• Goal: Transcribe only what runs from the line containing "Transcribe this image's" through the final line below, exactly, and leave every picture out.

(Dataset items)
────

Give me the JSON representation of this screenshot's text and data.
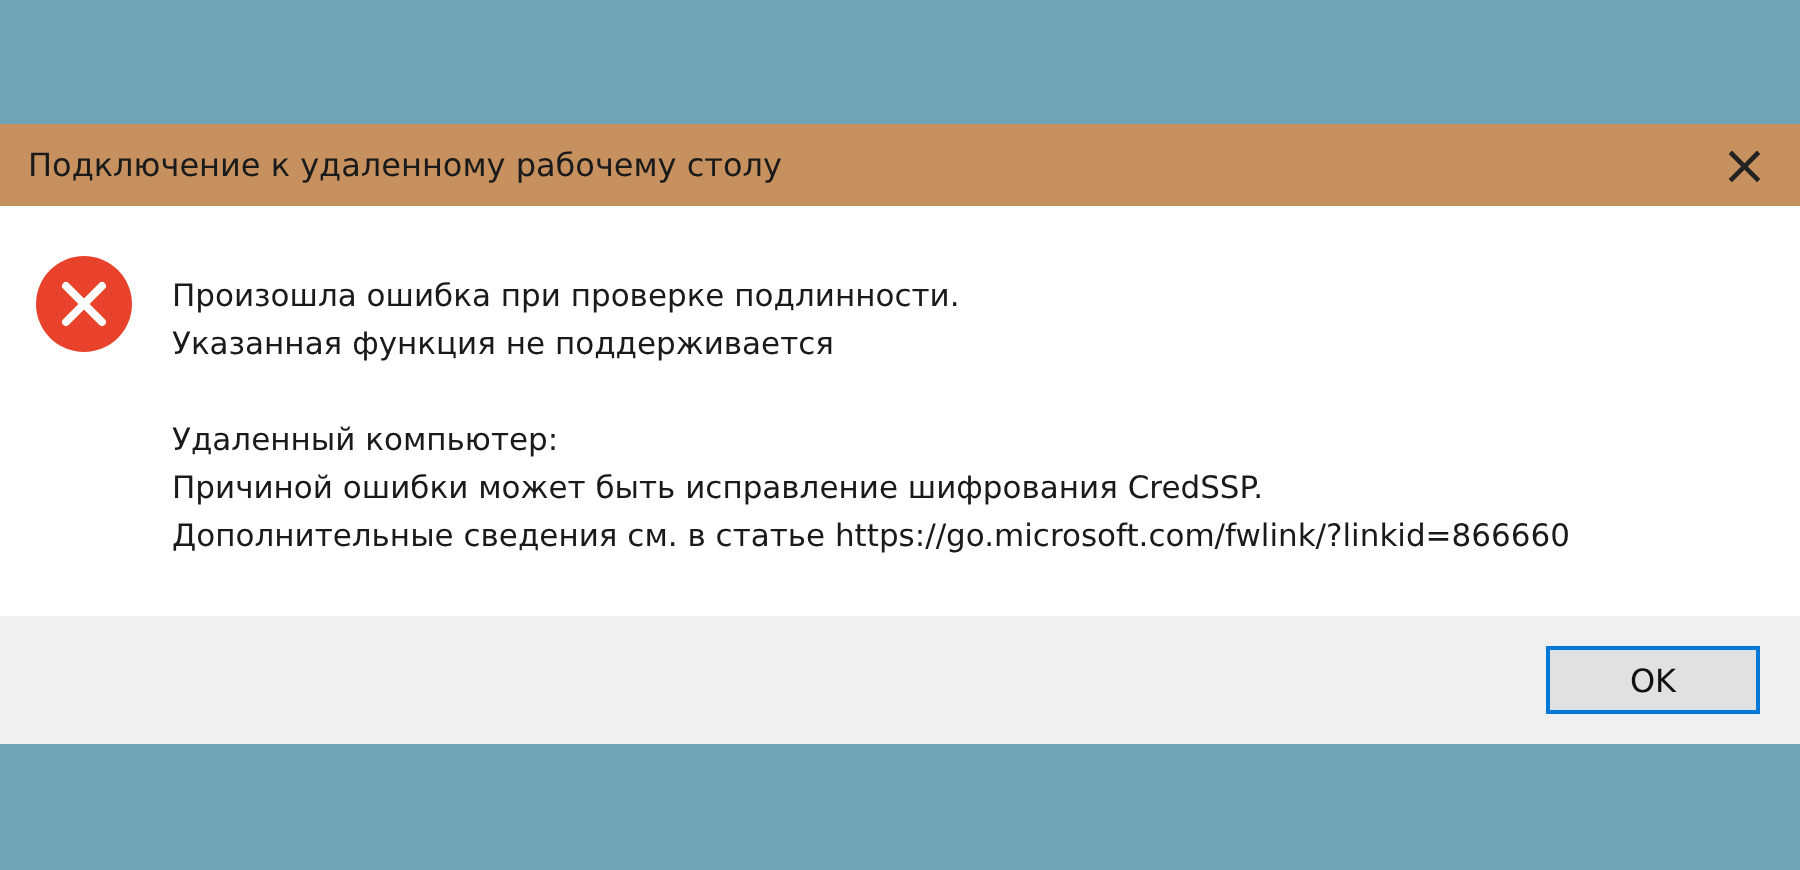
{
  "window": {
    "title": "Подключение к удаленному рабочему столу",
    "close": "×"
  },
  "message": {
    "lines": [
      "Произошла ошибка при проверке подлинности.",
      "Указанная функция не поддерживается"
    ],
    "details": [
      "Удаленный компьютер:",
      "Причиной ошибки может быть исправление шифрования CredSSP.",
      "Дополнительные сведения см. в статье https://go.microsoft.com/fwlink/?linkid=866660"
    ]
  },
  "buttons": [
    {
      "label": "OK",
      "selected": true
    }
  ]
}
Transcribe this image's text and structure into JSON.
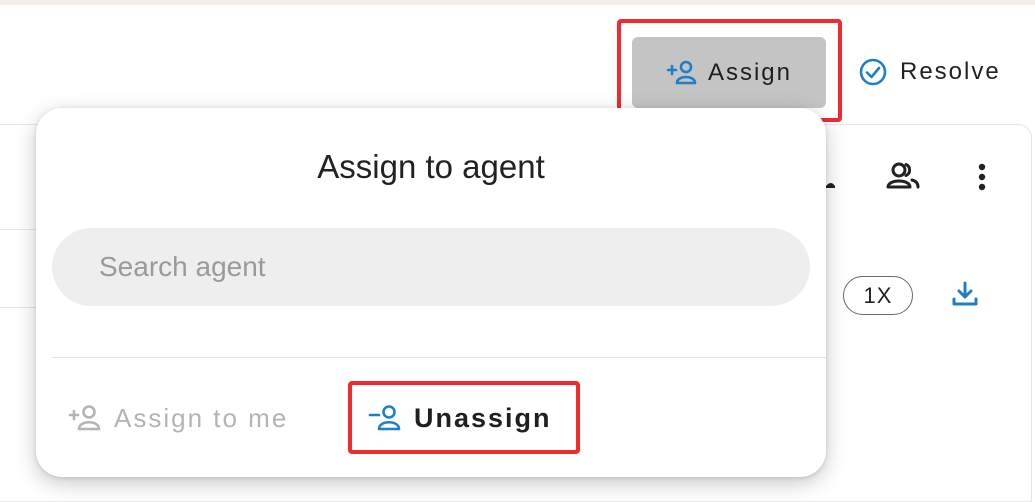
{
  "toolbar": {
    "assign_label": "Assign",
    "resolve_label": "Resolve"
  },
  "conversation": {
    "playback_speed": "1X"
  },
  "assign_popup": {
    "title": "Assign to agent",
    "search_placeholder": "Search agent",
    "assign_to_me_label": "Assign to me",
    "unassign_label": "Unassign"
  },
  "colors": {
    "accent_blue": "#1e7fc9",
    "highlight_red": "#f02a2e",
    "assign_button_bg": "#c4c4c4",
    "search_bg": "#eeeeee",
    "disabled_text": "#b4b4b4"
  },
  "icons": {
    "assign": "person-add-icon",
    "resolve": "check-circle-icon",
    "participants": "people-icon",
    "more": "more-vertical-icon",
    "download": "download-icon",
    "assign_to_me": "person-add-icon",
    "unassign": "person-remove-icon"
  }
}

────

• Answer:
Transcribe this image's text and structure into JSON.
{
  "toolbar": {
    "assign_label": "Assign",
    "resolve_label": "Resolve"
  },
  "conversation": {
    "playback_speed": "1X"
  },
  "assign_popup": {
    "title": "Assign to agent",
    "search_placeholder": "Search agent",
    "assign_to_me_label": "Assign to me",
    "unassign_label": "Unassign"
  },
  "colors": {
    "accent_blue": "#1e7fc9",
    "highlight_red": "#f02a2e",
    "assign_button_bg": "#c4c4c4",
    "search_bg": "#eeeeee",
    "disabled_text": "#b4b4b4"
  },
  "icons": {
    "assign": "person-add-icon",
    "resolve": "check-circle-icon",
    "participants": "people-icon",
    "more": "more-vertical-icon",
    "download": "download-icon",
    "assign_to_me": "person-add-icon",
    "unassign": "person-remove-icon"
  }
}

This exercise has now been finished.